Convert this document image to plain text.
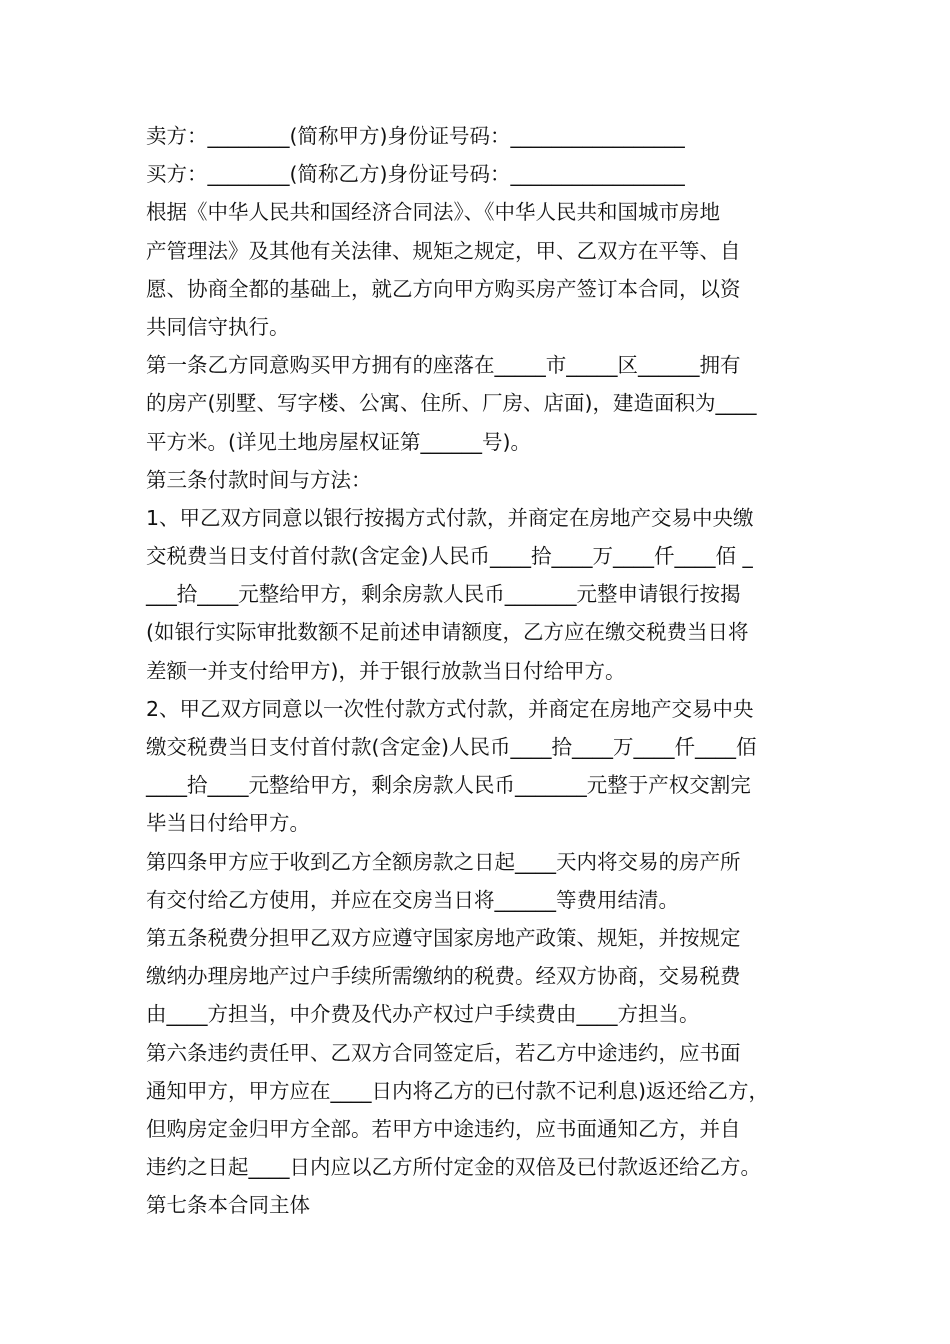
卖方：________(简称甲方)身份证号码：_________________
买方：________(简称乙方)身份证号码：_________________
根据《中华人民共和国经济合同法》、《中华人民共和国城市房地
产管理法》及其他有关法律、规矩之规定，甲、乙双方在平等、自
愿、协商全都的基础上，就乙方向甲方购买房产签订本合同，以资
共同信守执行。
第一条乙方同意购买甲方拥有的座落在_____市_____区______拥有
的房产(别墅、写字楼、公寓、住所、厂房、店面)，建造面积为____
平方米。(详见土地房屋权证第______号)。
第三条付款时间与方法：
1、甲乙双方同意以银行按揭方式付款，并商定在房地产交易中央缴
交税费当日支付首付款(含定金)人民币____拾____万____仟____佰 _
___拾____元整给甲方，剩余房款人民币_______元整申请银行按揭
(如银行实际审批数额不足前述申请额度，乙方应在缴交税费当日将
差额一并支付给甲方)，并于银行放款当日付给甲方。
2、甲乙双方同意以一次性付款方式付款，并商定在房地产交易中央
缴交税费当日支付首付款(含定金)人民币____拾____万____仟____佰
____拾____元整给甲方，剩余房款人民币_______元整于产权交割完
毕当日付给甲方。
第四条甲方应于收到乙方全额房款之日起____天内将交易的房产所
有交付给乙方使用，并应在交房当日将______等费用结清。
第五条税费分担甲乙双方应遵守国家房地产政策、规矩，并按规定
缴纳办理房地产过户手续所需缴纳的税费。经双方协商，交易税费
由____方担当，中介费及代办产权过户手续费由____方担当。
第六条违约责任甲、乙双方合同签定后，若乙方中途违约，应书面
通知甲方，甲方应在____日内将乙方的已付款不记利息)返还给乙方，
但购房定金归甲方全部。若甲方中途违约，应书面通知乙方，并自
违约之日起____日内应以乙方所付定金的双倍及已付款返还给乙方。
第七条本合同主体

-- -- --

**To do**
Could you reproduce every record above exactly, leaving out the pictures?

**Response for this exercise**
Convert this document image to plain text.
卖方：________(简称甲方)身份证号码：_________________
买方：________(简称乙方)身份证号码：_________________
根据《中华人民共和国经济合同法》、《中华人民共和国城市房地
产管理法》及其他有关法律、规矩之规定，甲、乙双方在平等、自
愿、协商全都的基础上，就乙方向甲方购买房产签订本合同，以资
共同信守执行。
第一条乙方同意购买甲方拥有的座落在_____市_____区______拥有
的房产(别墅、写字楼、公寓、住所、厂房、店面)，建造面积为____
平方米。(详见土地房屋权证第______号)。
第三条付款时间与方法：
1、甲乙双方同意以银行按揭方式付款，并商定在房地产交易中央缴
交税费当日支付首付款(含定金)人民币____拾____万____仟____佰 _
___拾____元整给甲方，剩余房款人民币_______元整申请银行按揭
(如银行实际审批数额不足前述申请额度，乙方应在缴交税费当日将
差额一并支付给甲方)，并于银行放款当日付给甲方。
2、甲乙双方同意以一次性付款方式付款，并商定在房地产交易中央
缴交税费当日支付首付款(含定金)人民币____拾____万____仟____佰
____拾____元整给甲方，剩余房款人民币_______元整于产权交割完
毕当日付给甲方。
第四条甲方应于收到乙方全额房款之日起____天内将交易的房产所
有交付给乙方使用，并应在交房当日将______等费用结清。
第五条税费分担甲乙双方应遵守国家房地产政策、规矩，并按规定
缴纳办理房地产过户手续所需缴纳的税费。经双方协商，交易税费
由____方担当，中介费及代办产权过户手续费由____方担当。
第六条违约责任甲、乙双方合同签定后，若乙方中途违约，应书面
通知甲方，甲方应在____日内将乙方的已付款不记利息)返还给乙方，
但购房定金归甲方全部。若甲方中途违约，应书面通知乙方，并自
违约之日起____日内应以乙方所付定金的双倍及已付款返还给乙方。
第七条本合同主体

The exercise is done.